--- start PROVIDED DATA ---

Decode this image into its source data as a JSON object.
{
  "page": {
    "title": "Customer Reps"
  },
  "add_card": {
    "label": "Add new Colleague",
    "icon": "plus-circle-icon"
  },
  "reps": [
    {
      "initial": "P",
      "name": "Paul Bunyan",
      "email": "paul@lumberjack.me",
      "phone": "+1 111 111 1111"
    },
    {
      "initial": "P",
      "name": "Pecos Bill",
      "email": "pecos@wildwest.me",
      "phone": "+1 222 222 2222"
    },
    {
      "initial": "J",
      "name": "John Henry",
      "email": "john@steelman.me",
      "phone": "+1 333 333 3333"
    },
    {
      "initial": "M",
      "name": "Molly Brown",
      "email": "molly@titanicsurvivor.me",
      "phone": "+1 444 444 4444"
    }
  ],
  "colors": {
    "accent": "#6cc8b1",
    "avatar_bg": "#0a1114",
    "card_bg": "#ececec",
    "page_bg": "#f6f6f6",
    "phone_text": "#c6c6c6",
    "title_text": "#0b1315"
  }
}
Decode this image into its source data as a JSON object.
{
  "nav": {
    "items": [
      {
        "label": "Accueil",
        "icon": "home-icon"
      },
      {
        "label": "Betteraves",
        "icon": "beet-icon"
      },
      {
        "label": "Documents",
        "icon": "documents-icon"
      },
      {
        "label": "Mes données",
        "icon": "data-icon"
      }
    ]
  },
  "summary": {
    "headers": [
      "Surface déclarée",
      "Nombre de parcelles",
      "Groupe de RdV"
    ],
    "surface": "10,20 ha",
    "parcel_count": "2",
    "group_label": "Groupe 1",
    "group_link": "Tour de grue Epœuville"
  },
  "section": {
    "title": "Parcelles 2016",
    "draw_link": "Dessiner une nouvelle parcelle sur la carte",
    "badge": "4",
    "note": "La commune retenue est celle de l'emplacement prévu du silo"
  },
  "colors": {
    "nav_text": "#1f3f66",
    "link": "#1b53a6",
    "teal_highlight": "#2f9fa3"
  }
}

--- end PROVIDED DATA ---

REQUIRED WORK: Give only the count of lines in which the string "icon" appears.

EXERCISE RESPONSE: 5